__THE TASK__
Take down each entry exactly as written.

__MATERIAL TO PROCESS__
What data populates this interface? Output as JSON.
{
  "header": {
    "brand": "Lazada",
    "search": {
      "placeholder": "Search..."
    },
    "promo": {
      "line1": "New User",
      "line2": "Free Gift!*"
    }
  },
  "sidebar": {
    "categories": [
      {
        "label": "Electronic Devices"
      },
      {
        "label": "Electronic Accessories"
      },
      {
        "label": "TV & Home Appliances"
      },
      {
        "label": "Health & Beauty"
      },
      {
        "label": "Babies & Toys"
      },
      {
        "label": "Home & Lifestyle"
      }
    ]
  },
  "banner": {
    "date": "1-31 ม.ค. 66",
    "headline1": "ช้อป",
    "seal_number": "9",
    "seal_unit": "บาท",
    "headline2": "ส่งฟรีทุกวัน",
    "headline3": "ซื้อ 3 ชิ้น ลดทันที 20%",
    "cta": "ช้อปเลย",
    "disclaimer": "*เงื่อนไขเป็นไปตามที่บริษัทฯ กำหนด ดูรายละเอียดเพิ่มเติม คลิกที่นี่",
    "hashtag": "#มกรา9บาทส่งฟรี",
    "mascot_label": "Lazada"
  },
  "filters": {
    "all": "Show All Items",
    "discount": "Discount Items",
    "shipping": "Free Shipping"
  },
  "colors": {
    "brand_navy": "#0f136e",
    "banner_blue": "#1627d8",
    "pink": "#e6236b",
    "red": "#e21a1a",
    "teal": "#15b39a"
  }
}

__ANSWER TO THE EXERCISE__
What data populates this interface? Output as JSON.
{
  "header": {
    "brand": "Lazada",
    "search": {
      "placeholder": "Search..."
    },
    "promo": {
      "line1": "New User",
      "line2": "Free Gift!*"
    }
  },
  "sidebar": {
    "categories": [
      {
        "label": "Electronic Devices"
      },
      {
        "label": "Electronic Accessories"
      },
      {
        "label": "TV & Home Appliances"
      },
      {
        "label": "Health & Beauty"
      },
      {
        "label": "Babies & Toys"
      },
      {
        "label": "Home & Lifestyle"
      }
    ]
  },
  "banner": {
    "date": "1-31 ม.ค. 66",
    "headline1": "ช้อป",
    "seal_number": "9",
    "seal_unit": "บาท",
    "headline2": "ส่งฟรีทุกวัน",
    "headline3": "ซื้อ 3 ชิ้น ลดทันที 20%",
    "cta": "ช้อปเลย",
    "disclaimer": "*เงื่อนไขเป็นไปตามที่บริษัทฯ กำหนด ดูรายละเอียดเพิ่มเติม คลิกที่นี่",
    "hashtag": "#มกรา9บาทส่งฟรี",
    "mascot_label": "Lazada"
  },
  "filters": {
    "all": "Show All Items",
    "discount": "Discount Items",
    "shipping": "Free Shipping"
  },
  "colors": {
    "brand_navy": "#0f136e",
    "banner_blue": "#1627d8",
    "pink": "#e6236b",
    "red": "#e21a1a",
    "teal": "#15b39a"
  }
}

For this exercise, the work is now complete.